__TASK INSTRUCTIONS__
Can you repeat the listing verbatim from its first line through the line containing "ratio-point-5: [207, 620, 214, 627]", with both of those lines included?

Saved data entries:
┄┄┄┄┄┄┄┄┄┄┄┄┄┄┄┄┄┄┄┄

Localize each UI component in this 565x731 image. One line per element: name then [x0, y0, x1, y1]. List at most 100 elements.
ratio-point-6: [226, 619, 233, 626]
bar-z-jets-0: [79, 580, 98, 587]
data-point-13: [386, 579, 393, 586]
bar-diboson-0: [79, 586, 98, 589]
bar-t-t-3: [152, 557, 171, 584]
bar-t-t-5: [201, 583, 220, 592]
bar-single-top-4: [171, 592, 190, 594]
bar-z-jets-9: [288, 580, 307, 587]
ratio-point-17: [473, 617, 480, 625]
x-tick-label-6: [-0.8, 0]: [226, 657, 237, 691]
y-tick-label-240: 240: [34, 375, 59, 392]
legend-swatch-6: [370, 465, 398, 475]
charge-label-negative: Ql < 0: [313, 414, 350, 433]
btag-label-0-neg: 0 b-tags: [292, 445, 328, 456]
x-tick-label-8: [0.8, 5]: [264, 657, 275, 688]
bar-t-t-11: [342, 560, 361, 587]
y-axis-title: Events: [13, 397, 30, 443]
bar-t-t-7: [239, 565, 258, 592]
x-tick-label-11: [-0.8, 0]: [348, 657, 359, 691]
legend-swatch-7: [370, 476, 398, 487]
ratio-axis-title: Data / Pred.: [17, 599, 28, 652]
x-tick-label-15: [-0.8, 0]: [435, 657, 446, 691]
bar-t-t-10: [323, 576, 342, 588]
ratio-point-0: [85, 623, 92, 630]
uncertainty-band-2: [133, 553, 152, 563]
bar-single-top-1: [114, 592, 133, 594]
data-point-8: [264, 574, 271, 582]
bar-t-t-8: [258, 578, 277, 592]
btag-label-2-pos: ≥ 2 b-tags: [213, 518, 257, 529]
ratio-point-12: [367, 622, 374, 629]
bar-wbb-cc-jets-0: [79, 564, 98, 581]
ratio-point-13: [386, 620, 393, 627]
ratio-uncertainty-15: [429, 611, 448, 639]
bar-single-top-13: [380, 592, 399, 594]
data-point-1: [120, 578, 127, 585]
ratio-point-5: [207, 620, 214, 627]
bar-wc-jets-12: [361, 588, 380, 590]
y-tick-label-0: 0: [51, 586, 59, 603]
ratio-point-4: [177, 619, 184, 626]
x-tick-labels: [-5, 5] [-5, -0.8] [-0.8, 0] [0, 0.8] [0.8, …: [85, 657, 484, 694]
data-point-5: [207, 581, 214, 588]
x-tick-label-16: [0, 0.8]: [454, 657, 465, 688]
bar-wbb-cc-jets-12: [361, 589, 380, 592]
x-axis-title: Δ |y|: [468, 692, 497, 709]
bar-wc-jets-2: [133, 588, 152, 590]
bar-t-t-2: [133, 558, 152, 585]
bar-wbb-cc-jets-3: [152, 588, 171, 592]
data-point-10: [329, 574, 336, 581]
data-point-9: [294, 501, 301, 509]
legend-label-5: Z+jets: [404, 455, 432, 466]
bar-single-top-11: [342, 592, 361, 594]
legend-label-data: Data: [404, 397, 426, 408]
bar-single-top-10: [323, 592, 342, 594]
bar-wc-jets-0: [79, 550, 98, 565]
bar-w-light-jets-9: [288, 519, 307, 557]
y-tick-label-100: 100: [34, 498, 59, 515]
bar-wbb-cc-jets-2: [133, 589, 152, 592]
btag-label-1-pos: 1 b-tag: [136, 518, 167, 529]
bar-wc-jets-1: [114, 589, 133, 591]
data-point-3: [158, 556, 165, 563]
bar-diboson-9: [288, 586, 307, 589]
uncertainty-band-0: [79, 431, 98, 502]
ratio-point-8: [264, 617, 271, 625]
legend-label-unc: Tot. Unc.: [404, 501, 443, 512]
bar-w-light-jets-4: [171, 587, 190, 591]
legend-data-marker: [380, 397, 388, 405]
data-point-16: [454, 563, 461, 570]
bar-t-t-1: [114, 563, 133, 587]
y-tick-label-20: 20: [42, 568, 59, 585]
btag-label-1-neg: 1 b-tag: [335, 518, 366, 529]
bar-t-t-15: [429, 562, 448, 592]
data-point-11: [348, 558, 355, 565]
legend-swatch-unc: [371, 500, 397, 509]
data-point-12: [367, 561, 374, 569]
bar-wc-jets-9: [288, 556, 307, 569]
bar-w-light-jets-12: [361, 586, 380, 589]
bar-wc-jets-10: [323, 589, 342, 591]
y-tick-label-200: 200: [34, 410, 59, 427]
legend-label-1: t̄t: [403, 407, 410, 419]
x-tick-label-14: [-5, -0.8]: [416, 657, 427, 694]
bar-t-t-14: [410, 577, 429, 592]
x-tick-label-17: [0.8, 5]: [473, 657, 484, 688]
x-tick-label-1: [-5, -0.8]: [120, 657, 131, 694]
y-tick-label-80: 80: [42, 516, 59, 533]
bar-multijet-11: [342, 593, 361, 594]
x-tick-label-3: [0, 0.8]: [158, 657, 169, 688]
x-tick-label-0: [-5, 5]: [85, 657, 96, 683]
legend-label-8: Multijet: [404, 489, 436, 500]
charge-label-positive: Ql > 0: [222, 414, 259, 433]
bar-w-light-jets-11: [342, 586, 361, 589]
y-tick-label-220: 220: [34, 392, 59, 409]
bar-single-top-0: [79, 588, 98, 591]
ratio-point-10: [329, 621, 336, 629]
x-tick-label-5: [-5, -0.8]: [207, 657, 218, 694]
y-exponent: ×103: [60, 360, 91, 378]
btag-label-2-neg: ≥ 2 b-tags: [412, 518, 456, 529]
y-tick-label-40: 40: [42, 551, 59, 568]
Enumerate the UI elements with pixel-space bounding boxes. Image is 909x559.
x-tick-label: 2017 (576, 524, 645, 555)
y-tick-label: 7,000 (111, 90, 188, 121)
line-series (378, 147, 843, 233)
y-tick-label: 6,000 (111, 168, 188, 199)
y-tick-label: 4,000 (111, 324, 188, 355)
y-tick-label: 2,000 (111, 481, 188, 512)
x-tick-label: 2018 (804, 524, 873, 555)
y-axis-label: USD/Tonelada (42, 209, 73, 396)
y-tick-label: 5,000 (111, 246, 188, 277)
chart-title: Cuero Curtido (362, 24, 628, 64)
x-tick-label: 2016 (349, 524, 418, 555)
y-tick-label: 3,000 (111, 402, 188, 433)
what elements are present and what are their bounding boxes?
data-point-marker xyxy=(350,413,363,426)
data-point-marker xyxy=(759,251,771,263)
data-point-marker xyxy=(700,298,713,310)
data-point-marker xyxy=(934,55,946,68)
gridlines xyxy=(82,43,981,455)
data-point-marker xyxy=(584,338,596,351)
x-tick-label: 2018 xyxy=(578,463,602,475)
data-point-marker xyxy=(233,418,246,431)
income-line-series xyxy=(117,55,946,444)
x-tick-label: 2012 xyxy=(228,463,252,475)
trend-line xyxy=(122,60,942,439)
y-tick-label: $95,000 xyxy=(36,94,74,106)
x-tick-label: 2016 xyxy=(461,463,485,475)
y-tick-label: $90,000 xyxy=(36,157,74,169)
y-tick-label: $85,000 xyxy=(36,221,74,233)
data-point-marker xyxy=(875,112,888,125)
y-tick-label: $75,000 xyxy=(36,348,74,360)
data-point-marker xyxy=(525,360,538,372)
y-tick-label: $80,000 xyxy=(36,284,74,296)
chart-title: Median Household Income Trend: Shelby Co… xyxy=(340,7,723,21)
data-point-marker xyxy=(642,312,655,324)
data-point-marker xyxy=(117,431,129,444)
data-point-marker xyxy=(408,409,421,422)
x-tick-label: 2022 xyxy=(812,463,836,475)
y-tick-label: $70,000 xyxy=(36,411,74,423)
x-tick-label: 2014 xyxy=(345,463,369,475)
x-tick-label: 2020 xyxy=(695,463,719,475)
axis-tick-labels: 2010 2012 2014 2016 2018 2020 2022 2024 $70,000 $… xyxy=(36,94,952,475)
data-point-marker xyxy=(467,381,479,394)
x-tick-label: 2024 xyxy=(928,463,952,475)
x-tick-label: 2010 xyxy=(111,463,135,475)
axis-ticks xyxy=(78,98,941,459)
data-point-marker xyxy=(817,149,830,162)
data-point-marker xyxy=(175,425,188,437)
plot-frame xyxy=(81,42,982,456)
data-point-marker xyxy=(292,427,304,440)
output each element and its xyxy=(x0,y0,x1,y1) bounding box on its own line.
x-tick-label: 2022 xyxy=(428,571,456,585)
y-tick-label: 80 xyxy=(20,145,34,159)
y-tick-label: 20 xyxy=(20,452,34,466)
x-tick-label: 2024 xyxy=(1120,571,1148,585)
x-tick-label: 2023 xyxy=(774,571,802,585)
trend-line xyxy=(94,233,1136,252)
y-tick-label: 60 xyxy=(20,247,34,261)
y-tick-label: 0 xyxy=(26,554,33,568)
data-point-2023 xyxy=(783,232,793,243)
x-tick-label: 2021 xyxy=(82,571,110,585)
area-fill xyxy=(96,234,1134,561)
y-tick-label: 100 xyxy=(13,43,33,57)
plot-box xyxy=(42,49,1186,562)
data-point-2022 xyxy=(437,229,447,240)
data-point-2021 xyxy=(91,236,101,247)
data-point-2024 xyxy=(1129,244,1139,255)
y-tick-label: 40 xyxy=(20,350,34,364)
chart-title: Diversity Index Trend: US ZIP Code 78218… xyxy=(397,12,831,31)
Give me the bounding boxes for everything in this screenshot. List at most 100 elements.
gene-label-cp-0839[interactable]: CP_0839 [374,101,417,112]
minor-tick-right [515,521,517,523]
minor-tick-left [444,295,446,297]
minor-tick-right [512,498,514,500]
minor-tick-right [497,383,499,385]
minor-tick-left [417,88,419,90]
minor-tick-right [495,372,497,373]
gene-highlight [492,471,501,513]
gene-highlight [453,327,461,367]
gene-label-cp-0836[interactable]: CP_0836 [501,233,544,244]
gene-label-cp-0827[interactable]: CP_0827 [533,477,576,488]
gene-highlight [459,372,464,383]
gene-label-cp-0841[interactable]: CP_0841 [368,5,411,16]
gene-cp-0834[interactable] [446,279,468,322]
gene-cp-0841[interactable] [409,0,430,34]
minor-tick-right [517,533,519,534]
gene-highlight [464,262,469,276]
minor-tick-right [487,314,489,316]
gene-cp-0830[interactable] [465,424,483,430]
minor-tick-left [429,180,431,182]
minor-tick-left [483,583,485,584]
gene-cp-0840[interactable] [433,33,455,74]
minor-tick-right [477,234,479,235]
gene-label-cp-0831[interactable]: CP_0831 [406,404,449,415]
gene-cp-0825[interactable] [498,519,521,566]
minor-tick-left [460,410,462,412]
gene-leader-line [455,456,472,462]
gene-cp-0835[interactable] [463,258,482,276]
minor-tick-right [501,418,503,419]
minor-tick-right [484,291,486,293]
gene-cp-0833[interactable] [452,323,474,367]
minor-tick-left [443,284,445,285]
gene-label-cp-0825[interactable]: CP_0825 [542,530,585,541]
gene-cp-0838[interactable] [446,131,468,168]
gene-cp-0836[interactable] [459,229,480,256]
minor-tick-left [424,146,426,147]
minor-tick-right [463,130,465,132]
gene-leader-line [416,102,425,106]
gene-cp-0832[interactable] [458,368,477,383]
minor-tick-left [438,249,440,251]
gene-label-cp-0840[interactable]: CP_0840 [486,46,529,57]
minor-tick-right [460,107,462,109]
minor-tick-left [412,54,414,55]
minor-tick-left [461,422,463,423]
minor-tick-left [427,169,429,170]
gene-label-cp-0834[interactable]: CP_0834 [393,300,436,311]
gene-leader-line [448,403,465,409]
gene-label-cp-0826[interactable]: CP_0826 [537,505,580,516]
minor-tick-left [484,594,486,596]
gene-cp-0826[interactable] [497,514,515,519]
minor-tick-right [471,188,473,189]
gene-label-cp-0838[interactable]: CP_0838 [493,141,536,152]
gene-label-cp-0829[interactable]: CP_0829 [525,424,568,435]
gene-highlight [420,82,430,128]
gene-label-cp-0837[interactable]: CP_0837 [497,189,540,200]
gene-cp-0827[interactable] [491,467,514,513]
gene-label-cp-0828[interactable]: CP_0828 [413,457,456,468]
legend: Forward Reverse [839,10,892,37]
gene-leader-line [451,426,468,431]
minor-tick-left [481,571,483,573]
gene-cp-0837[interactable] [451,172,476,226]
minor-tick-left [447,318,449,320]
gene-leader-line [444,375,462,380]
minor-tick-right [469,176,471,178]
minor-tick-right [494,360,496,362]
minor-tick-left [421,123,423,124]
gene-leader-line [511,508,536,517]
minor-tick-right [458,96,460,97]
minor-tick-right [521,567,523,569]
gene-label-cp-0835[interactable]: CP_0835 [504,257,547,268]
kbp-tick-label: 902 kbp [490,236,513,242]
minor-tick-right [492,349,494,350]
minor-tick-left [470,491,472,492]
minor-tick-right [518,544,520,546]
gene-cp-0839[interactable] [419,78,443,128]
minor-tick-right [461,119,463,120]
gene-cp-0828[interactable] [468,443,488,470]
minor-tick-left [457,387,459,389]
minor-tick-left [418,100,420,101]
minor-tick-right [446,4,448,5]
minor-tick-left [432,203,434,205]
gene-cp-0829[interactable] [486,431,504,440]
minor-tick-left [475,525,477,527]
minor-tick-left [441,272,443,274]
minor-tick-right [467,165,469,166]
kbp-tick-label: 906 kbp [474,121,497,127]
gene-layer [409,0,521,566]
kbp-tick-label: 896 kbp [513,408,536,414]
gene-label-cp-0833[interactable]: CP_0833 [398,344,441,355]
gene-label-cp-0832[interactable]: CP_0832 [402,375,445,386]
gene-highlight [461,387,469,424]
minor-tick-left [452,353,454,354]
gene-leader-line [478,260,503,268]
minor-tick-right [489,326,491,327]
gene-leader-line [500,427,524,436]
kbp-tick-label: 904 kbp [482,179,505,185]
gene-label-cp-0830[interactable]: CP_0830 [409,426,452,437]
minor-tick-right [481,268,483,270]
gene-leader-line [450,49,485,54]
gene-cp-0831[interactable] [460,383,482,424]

┄┄┄┄┄┄┄┄┄┄┄┄┄┄┄┄┄┄┄┄

__WRITTEN ANSWER__
Localize each UI component in this 565x731 image. One line per element: name then [x0, y0, x1, y1]. List at most 100 elements.
ratio-point-6: [226, 619, 233, 626]
bar-z-jets-0: [79, 580, 98, 587]
data-point-13: [386, 579, 393, 586]
bar-diboson-0: [79, 586, 98, 589]
bar-t-t-3: [152, 557, 171, 584]
bar-t-t-5: [201, 583, 220, 592]
bar-single-top-4: [171, 592, 190, 594]
bar-z-jets-9: [288, 580, 307, 587]
ratio-point-17: [473, 617, 480, 625]
x-tick-label-6: [-0.8, 0]: [226, 657, 237, 691]
y-tick-label-240: 240: [34, 375, 59, 392]
legend-swatch-6: [370, 465, 398, 475]
charge-label-negative: Ql < 0: [313, 414, 350, 433]
btag-label-0-neg: 0 b-tags: [292, 445, 328, 456]
x-tick-label-8: [0.8, 5]: [264, 657, 275, 688]
bar-t-t-11: [342, 560, 361, 587]
y-axis-title: Events: [13, 397, 30, 443]
bar-t-t-7: [239, 565, 258, 592]
x-tick-label-11: [-0.8, 0]: [348, 657, 359, 691]
legend-swatch-7: [370, 476, 398, 487]
ratio-axis-title: Data / Pred.: [17, 599, 28, 652]
x-tick-label-15: [-0.8, 0]: [435, 657, 446, 691]
bar-t-t-10: [323, 576, 342, 588]
ratio-point-0: [85, 623, 92, 630]
uncertainty-band-2: [133, 553, 152, 563]
bar-single-top-1: [114, 592, 133, 594]
data-point-8: [264, 574, 271, 582]
bar-t-t-8: [258, 578, 277, 592]
btag-label-2-pos: ≥ 2 b-tags: [213, 518, 257, 529]
ratio-point-12: [367, 622, 374, 629]
bar-wbb-cc-jets-0: [79, 564, 98, 581]
ratio-point-13: [386, 620, 393, 627]
ratio-uncertainty-15: [429, 611, 448, 639]
bar-single-top-13: [380, 592, 399, 594]
data-point-1: [120, 578, 127, 585]
ratio-point-5: [207, 620, 214, 627]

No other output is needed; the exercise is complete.